Stated exercise → Among the lines below, list those containing the string "this".

══ Material shown

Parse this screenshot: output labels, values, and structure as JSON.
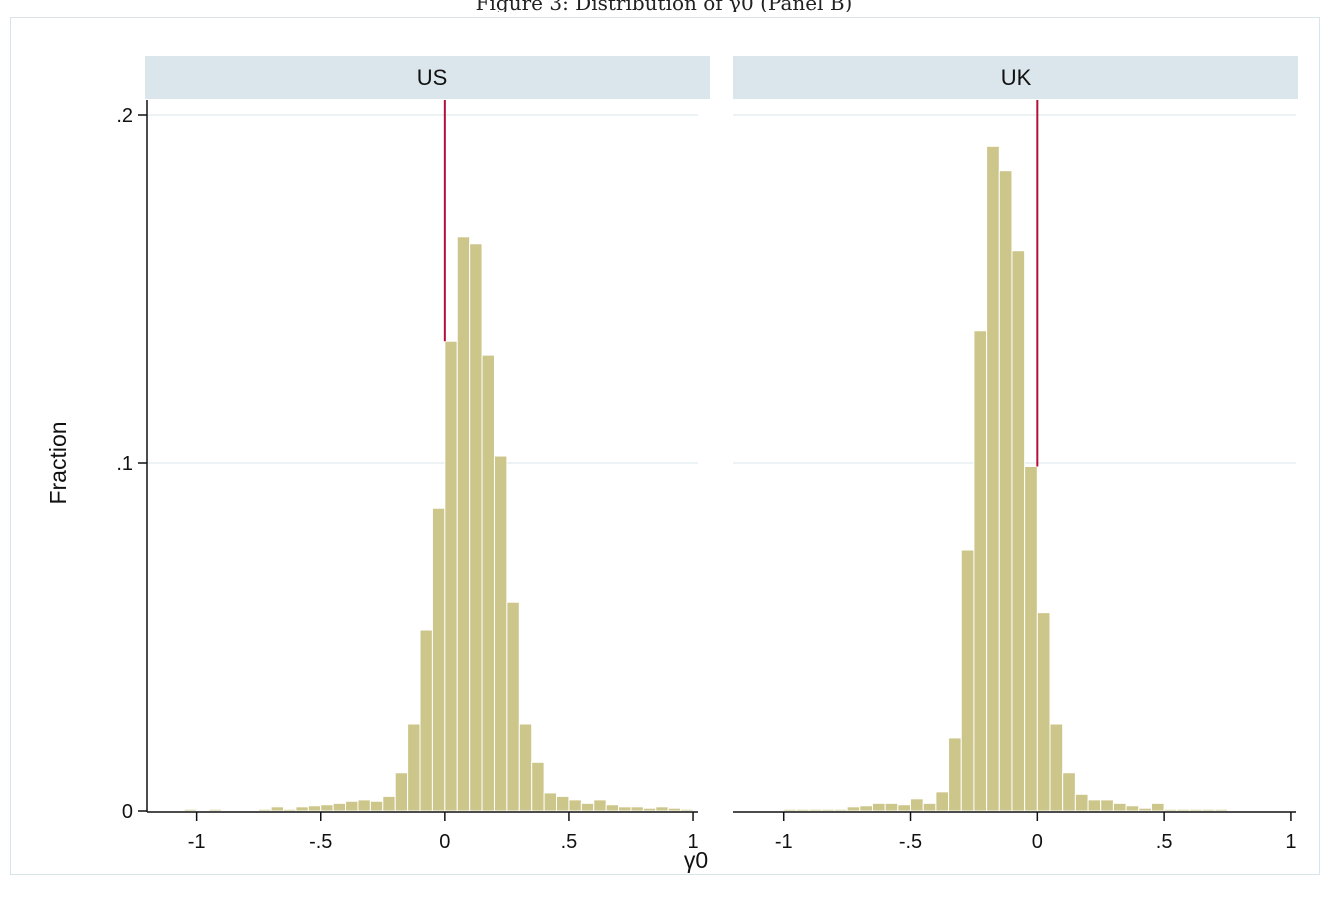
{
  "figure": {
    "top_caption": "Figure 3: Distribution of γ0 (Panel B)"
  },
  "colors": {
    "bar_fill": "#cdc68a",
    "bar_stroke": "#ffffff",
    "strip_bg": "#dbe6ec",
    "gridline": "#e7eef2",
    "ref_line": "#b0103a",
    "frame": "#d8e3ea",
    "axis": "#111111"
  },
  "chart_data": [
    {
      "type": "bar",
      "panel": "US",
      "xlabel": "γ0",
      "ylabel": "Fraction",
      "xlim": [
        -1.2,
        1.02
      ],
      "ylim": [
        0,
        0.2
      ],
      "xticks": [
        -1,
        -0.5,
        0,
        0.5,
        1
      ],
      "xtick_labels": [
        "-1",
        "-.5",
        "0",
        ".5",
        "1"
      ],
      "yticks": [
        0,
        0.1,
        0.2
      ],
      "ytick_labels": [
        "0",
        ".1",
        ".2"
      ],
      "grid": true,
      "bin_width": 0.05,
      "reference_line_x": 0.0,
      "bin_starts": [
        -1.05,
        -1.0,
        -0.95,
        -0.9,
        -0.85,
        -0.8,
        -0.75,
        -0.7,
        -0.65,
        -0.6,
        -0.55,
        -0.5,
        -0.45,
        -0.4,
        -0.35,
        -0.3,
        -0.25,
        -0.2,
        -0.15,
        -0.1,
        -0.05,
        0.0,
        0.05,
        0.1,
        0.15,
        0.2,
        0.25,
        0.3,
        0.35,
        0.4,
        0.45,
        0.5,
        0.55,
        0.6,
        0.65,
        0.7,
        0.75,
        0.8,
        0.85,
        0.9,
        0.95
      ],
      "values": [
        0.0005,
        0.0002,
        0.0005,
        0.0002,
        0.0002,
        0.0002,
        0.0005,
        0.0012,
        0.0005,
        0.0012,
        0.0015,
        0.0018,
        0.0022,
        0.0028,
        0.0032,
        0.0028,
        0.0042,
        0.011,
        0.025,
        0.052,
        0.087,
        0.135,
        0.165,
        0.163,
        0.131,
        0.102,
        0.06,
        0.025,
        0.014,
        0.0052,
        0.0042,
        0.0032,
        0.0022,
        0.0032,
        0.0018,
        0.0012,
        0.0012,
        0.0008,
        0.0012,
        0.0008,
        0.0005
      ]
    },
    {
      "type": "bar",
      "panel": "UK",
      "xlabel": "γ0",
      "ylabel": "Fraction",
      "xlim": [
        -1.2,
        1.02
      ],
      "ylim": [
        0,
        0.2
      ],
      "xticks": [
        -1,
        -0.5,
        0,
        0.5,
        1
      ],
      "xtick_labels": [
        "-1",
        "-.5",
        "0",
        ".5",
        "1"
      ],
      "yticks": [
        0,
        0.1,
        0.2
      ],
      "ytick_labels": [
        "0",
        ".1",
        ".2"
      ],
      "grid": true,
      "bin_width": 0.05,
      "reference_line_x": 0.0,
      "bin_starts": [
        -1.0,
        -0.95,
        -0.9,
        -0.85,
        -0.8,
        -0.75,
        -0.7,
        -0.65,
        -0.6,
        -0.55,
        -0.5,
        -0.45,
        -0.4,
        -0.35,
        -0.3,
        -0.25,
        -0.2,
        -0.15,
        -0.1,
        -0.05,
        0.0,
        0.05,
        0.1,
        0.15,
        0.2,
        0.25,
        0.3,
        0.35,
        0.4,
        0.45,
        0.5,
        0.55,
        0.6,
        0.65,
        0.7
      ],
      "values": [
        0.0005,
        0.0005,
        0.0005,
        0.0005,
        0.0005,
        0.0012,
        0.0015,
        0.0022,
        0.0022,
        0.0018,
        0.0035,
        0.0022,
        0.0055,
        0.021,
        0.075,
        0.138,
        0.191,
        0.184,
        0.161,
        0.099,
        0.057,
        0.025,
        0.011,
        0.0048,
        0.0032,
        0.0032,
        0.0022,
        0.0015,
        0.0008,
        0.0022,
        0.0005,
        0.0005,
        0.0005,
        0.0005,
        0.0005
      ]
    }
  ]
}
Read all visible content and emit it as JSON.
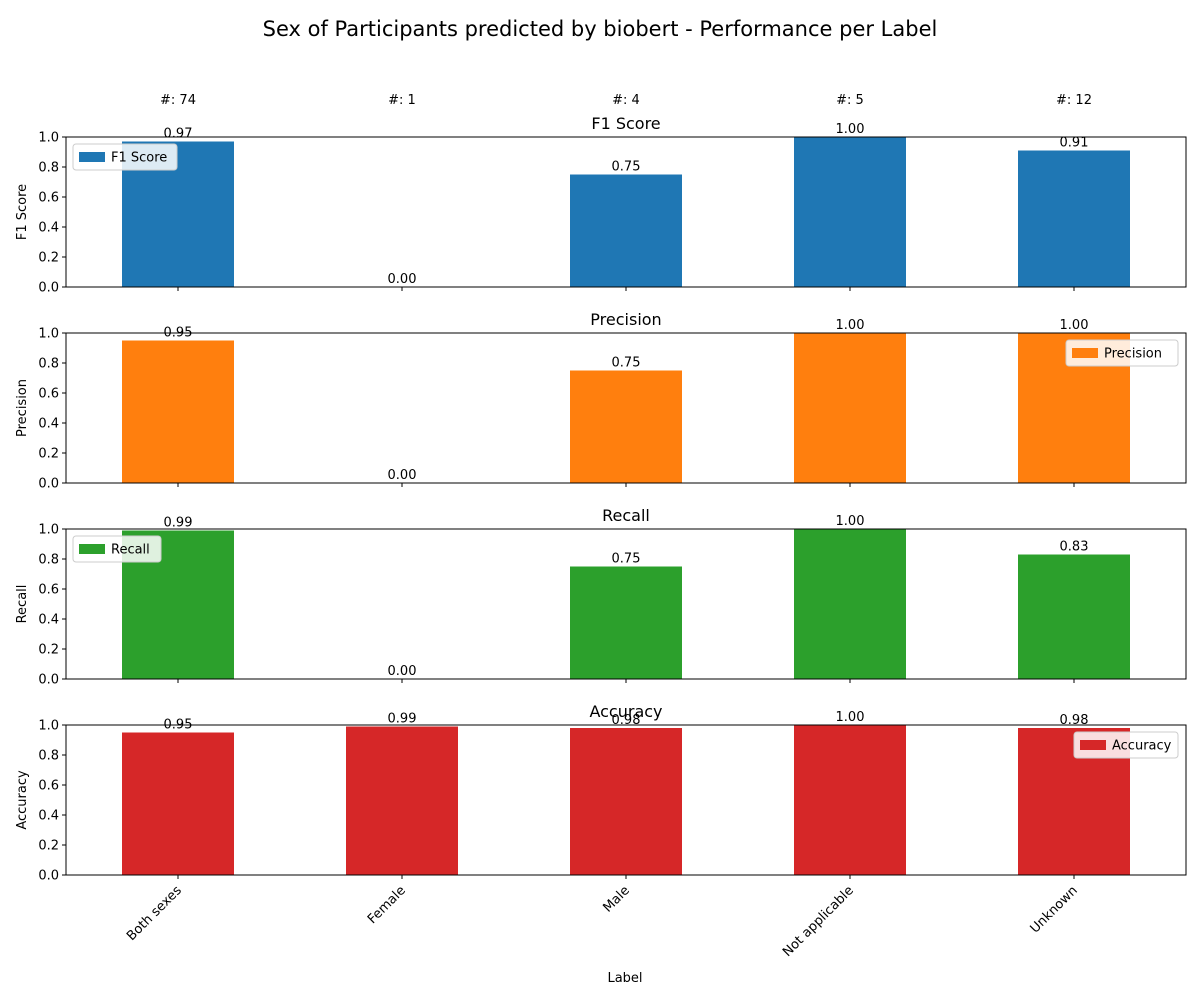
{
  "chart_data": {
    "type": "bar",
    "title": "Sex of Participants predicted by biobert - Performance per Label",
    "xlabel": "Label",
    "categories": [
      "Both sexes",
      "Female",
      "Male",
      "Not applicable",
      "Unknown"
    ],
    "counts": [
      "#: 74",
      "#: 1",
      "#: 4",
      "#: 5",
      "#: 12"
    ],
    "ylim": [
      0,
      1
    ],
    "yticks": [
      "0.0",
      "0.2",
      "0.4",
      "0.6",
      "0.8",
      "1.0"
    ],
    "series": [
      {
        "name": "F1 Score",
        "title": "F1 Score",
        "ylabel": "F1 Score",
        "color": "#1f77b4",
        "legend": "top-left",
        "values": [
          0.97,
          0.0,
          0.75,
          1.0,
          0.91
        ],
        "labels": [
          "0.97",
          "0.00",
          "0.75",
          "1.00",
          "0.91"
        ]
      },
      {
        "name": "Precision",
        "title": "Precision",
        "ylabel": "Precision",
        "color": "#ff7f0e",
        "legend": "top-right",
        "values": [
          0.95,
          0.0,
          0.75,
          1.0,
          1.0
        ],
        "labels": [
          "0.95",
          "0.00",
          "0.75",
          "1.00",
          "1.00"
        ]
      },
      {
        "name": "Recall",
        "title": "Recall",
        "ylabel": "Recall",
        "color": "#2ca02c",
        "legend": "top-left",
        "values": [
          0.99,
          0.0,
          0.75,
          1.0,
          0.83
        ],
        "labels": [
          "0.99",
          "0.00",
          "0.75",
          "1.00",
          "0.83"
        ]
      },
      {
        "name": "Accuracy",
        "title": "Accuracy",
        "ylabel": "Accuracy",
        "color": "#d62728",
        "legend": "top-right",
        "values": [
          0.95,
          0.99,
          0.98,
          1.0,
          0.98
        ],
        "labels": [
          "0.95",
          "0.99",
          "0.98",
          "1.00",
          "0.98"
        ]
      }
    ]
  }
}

════
══ Material shown

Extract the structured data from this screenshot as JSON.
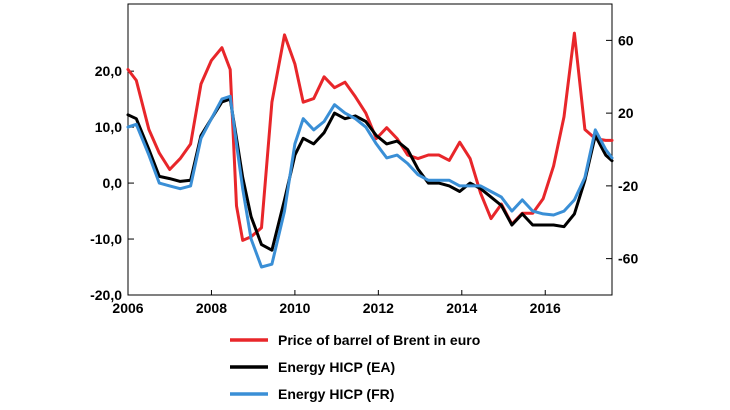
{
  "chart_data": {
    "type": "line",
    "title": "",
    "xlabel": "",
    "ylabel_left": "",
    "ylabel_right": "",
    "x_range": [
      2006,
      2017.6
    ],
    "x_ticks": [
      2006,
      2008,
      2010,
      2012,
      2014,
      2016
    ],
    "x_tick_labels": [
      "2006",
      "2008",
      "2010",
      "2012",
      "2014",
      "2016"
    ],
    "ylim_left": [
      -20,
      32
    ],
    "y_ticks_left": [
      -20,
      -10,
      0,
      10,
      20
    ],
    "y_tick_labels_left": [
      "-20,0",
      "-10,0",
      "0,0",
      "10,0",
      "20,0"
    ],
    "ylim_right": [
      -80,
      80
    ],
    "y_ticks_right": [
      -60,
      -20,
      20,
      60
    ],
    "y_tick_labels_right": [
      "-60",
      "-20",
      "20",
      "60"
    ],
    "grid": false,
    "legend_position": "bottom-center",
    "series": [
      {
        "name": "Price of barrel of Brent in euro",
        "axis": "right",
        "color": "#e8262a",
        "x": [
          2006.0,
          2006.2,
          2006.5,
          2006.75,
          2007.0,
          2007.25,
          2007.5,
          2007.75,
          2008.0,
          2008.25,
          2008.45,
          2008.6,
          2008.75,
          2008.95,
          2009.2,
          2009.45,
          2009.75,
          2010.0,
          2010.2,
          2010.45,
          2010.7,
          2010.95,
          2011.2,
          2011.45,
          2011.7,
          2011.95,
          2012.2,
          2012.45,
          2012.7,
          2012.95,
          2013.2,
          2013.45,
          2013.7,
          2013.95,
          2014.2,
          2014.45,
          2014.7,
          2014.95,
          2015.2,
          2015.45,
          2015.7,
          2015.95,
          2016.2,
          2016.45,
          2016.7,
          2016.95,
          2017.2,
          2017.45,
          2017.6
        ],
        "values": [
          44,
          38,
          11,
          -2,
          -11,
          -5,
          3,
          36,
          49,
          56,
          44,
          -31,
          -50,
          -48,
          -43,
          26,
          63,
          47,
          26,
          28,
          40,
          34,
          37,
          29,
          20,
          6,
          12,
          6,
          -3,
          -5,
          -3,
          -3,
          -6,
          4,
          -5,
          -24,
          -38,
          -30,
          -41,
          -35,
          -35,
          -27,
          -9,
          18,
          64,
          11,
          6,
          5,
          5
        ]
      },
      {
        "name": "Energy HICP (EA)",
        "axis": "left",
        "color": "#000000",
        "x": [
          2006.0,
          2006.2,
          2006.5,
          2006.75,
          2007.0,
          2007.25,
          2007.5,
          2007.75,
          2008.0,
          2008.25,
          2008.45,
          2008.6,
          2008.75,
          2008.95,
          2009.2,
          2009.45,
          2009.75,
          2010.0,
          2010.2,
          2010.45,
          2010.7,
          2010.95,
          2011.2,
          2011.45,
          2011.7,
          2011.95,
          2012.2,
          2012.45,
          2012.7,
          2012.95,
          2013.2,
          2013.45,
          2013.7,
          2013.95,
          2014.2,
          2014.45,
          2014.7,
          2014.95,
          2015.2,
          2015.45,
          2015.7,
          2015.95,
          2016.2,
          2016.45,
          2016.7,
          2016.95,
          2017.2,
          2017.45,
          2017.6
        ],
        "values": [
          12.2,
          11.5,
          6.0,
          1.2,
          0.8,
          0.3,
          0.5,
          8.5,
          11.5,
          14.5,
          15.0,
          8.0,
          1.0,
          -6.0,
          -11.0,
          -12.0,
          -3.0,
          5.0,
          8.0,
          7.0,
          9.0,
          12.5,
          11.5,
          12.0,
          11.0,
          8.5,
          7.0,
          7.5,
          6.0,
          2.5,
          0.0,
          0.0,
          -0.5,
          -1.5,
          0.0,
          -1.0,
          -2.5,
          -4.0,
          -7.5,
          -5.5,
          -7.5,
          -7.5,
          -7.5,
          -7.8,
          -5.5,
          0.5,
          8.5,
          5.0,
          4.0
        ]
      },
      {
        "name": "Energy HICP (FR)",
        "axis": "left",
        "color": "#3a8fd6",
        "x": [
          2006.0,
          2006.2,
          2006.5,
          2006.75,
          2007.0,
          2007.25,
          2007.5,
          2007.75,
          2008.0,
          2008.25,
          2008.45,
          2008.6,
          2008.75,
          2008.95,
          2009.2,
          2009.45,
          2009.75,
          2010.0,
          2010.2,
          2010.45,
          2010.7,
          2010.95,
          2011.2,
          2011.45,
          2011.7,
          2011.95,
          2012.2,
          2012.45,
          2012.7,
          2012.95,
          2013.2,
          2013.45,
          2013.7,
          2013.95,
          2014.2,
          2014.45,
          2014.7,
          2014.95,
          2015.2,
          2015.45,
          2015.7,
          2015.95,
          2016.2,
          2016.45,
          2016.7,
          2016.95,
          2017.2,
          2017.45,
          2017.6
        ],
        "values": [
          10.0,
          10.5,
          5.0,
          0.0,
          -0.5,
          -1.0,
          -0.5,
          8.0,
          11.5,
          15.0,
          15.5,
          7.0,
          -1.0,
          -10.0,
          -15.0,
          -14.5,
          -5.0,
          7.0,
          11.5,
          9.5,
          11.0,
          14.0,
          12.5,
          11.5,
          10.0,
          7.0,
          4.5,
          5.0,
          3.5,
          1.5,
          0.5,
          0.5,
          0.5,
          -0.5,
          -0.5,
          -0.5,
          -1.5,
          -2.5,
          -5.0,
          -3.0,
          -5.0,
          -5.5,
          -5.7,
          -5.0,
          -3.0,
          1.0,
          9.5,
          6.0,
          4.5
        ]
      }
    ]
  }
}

════

The answer →
Parse this screenshot: output labels, values, and structure as JSON.
Extract the structured data from this screenshot as JSON.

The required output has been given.